## Start Information provided

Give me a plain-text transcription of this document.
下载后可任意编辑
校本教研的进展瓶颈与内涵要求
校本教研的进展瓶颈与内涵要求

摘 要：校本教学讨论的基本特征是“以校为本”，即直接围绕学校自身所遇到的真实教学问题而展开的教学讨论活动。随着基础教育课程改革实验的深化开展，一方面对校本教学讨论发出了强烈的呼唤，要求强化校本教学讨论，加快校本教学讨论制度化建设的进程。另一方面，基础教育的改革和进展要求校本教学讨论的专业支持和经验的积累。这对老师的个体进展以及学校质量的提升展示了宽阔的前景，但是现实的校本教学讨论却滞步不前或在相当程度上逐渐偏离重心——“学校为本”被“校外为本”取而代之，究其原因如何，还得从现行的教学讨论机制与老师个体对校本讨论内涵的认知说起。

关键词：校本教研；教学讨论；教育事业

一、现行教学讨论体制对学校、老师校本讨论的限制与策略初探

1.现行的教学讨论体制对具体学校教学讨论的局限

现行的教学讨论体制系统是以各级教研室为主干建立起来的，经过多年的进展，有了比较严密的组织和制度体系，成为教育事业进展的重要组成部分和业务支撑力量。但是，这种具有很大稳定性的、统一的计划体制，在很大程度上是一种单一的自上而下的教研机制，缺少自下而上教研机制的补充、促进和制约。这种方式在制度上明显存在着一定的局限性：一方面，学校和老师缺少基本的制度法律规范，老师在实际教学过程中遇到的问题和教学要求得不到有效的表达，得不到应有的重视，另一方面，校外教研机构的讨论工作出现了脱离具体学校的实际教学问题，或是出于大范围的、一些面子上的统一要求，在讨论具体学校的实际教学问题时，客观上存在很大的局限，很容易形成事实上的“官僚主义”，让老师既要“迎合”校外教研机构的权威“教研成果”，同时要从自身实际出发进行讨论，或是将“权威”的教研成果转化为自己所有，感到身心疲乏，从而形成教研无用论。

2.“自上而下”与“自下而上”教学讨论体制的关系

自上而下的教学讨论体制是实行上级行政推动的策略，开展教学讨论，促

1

## End Information provided
## Start Information provided

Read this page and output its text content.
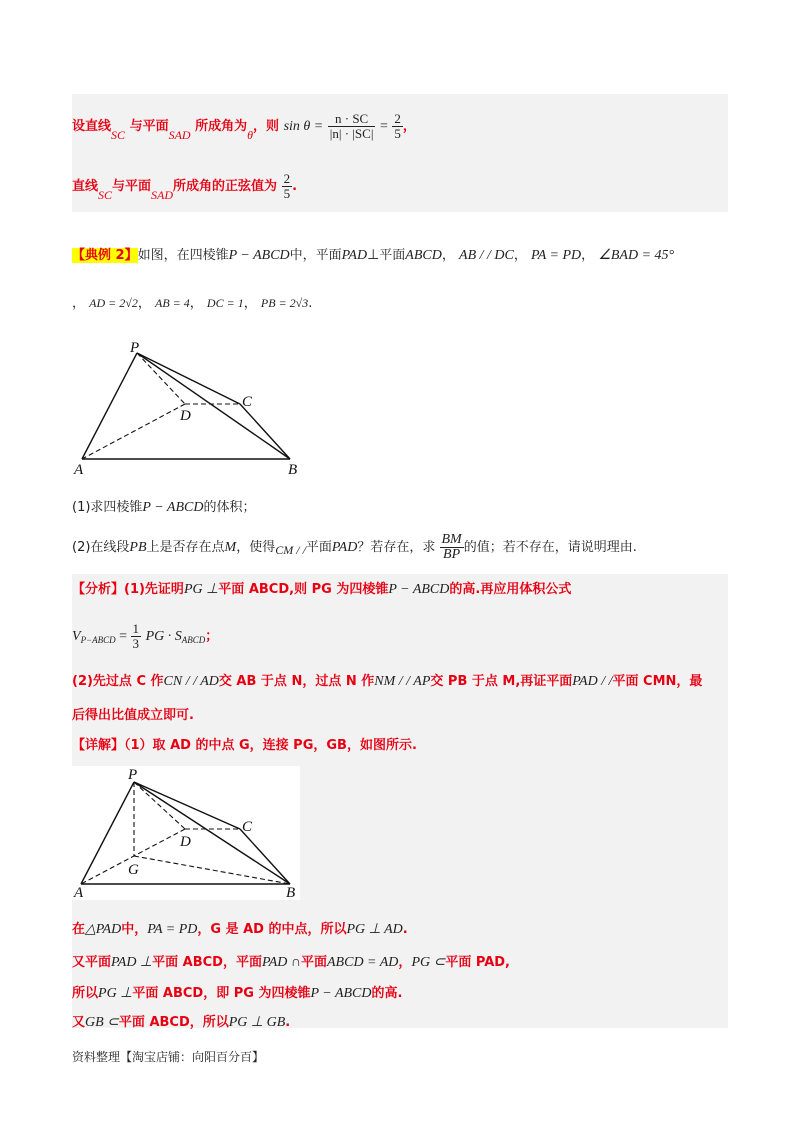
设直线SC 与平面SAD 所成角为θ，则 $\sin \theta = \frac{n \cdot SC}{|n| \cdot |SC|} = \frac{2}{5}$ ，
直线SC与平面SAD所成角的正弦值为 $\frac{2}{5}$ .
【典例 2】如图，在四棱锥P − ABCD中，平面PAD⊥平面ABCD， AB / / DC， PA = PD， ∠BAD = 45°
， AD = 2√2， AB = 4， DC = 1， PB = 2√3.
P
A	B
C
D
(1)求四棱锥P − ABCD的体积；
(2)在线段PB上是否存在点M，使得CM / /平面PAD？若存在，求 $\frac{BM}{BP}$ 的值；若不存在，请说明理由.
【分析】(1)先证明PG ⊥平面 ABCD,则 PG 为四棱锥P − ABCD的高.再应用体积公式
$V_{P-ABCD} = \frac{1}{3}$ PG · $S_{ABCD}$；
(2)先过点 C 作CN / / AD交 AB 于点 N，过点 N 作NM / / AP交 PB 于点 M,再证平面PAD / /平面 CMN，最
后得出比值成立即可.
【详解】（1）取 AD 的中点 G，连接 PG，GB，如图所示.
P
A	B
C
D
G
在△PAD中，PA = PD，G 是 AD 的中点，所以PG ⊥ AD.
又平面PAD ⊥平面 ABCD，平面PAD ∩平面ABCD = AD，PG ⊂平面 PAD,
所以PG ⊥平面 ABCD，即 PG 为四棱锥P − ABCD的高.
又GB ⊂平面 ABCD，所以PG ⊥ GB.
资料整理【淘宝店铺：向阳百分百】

## End Information provided

## Task requirements
Report only how many lines in the listing contain the string "为四棱锥P".

## Solution
2